▶ **Brief**
Reproduce each line that includes the word "Paufilipo".

(Some records)
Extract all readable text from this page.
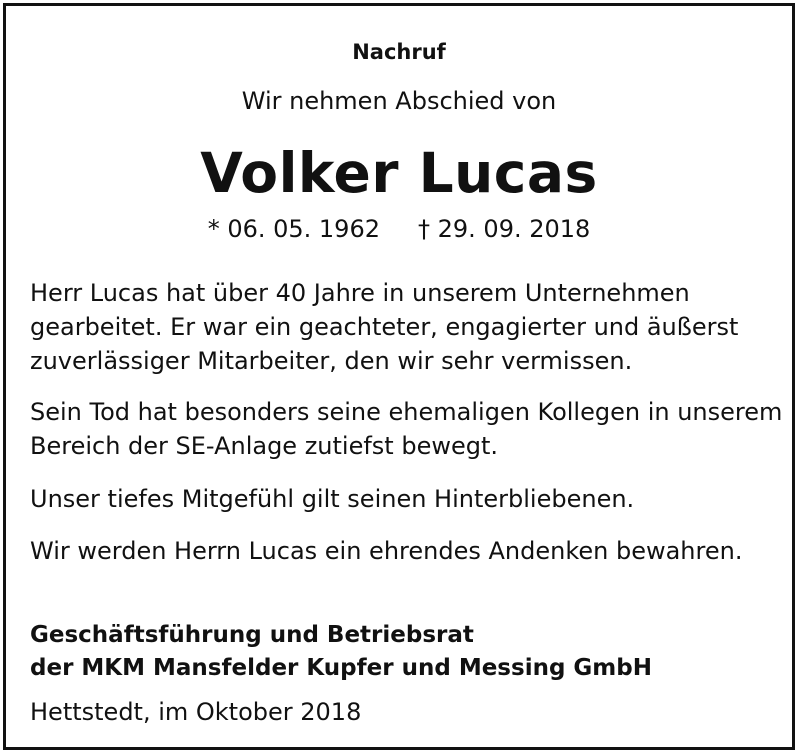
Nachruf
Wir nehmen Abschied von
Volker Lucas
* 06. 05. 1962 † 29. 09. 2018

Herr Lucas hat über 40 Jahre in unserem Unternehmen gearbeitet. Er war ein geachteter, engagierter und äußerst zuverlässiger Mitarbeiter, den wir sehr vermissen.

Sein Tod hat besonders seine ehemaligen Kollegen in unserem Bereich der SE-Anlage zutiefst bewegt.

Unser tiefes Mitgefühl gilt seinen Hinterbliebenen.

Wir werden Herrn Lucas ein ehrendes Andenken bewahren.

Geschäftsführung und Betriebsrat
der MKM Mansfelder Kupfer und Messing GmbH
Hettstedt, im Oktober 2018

==

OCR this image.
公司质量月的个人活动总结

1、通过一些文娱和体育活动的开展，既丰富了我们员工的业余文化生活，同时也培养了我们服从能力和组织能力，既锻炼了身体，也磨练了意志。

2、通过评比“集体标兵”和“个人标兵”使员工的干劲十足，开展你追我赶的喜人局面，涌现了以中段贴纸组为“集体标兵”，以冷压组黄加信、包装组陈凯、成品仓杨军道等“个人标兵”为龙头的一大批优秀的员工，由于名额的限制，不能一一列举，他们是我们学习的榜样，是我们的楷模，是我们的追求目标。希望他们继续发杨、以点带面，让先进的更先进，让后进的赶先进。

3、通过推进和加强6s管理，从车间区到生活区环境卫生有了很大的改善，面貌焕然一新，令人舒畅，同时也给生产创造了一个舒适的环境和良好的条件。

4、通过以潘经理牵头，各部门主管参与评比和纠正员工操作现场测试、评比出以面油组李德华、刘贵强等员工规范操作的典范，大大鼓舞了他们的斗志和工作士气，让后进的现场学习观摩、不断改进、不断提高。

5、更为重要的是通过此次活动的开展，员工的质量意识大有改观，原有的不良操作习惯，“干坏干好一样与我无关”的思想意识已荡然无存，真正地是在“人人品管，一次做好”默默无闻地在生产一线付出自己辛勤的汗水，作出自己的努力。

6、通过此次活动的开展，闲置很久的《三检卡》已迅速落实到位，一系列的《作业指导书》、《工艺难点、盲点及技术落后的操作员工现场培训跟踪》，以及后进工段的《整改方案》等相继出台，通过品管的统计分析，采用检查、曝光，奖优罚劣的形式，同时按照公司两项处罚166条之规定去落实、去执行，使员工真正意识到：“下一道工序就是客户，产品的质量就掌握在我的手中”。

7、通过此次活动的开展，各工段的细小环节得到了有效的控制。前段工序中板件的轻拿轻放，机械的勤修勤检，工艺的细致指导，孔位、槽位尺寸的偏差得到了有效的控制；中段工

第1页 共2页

--

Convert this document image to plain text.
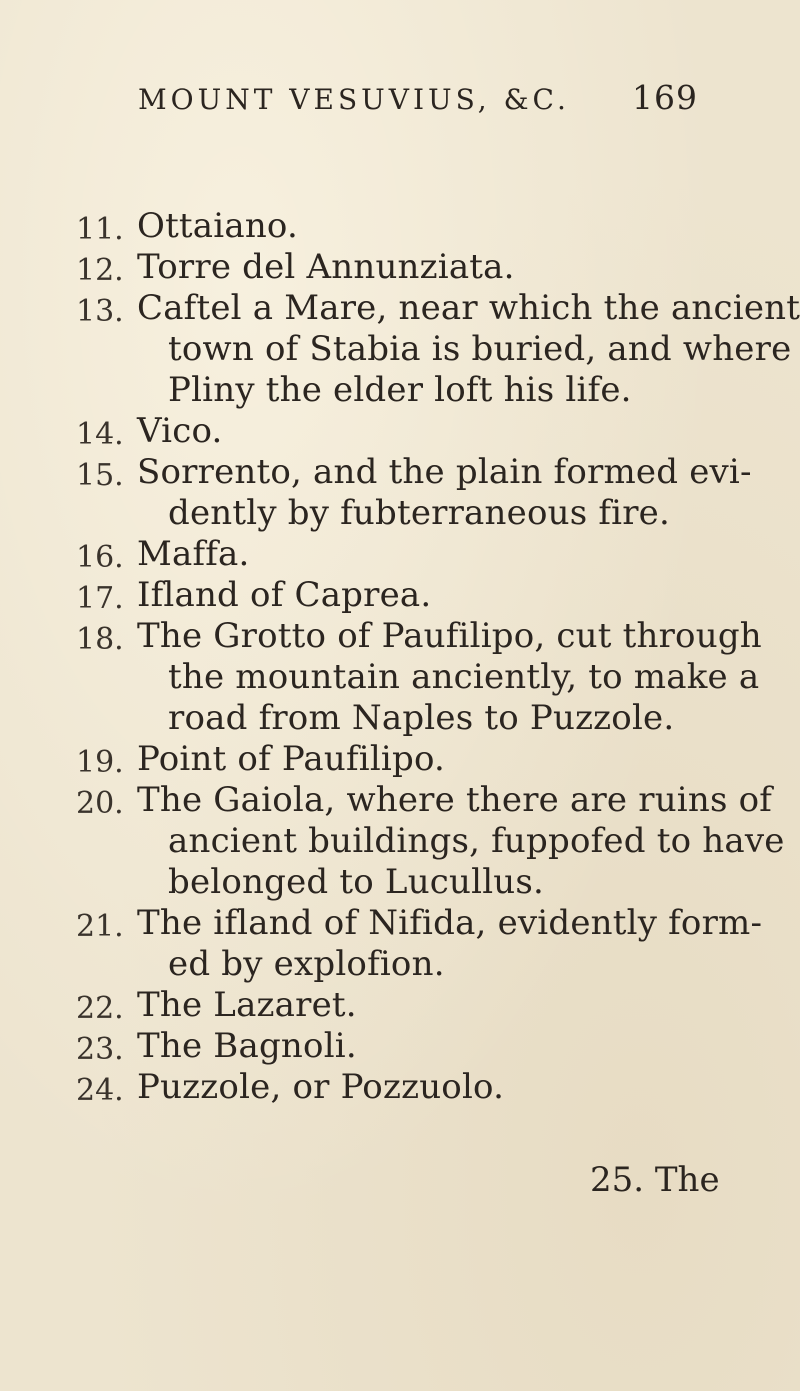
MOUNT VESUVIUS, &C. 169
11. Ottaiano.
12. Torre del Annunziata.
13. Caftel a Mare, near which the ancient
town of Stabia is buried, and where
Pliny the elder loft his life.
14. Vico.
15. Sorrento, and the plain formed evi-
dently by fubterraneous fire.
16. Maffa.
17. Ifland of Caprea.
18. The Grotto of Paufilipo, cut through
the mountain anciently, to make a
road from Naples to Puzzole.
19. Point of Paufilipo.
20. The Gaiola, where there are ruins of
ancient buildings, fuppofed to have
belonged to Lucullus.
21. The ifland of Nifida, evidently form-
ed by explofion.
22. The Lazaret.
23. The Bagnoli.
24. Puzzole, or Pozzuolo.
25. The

▶ **Exercise solution**
18. The Grotto of Paufilipo, cut through
19. Point of Paufilipo.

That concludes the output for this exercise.